Data:

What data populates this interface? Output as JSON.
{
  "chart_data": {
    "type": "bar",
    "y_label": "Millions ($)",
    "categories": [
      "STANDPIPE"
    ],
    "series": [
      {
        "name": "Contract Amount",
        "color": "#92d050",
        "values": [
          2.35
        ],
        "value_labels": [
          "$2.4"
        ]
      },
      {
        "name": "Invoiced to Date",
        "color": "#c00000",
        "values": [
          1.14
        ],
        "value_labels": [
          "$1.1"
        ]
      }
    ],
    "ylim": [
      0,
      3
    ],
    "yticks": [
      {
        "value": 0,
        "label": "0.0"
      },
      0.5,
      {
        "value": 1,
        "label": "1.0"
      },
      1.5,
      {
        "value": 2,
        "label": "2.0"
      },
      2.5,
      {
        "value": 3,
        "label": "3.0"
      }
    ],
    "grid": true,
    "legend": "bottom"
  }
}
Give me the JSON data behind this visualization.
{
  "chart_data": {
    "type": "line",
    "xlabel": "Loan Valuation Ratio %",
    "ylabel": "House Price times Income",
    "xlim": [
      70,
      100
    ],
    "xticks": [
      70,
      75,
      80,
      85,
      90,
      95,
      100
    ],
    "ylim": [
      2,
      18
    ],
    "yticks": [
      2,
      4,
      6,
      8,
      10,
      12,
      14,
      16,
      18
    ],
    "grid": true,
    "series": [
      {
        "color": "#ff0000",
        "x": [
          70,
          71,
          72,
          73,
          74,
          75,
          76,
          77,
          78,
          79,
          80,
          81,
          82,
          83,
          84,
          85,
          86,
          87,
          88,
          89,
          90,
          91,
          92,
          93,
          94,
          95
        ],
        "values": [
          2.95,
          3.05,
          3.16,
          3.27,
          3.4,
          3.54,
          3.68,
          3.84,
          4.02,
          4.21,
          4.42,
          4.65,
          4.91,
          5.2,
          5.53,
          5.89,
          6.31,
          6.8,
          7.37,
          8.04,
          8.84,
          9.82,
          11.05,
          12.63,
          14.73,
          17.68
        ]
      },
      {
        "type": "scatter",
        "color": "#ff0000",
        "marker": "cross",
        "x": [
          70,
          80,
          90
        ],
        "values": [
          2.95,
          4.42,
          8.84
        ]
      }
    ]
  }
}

Goal:
Isolate the lines that hold the word "color" and copy all of them.

Answer to this problem:
        "color": "#92d050",
        "color": "#c00000",
        "color": "#ff0000",
        "color": "#ff0000",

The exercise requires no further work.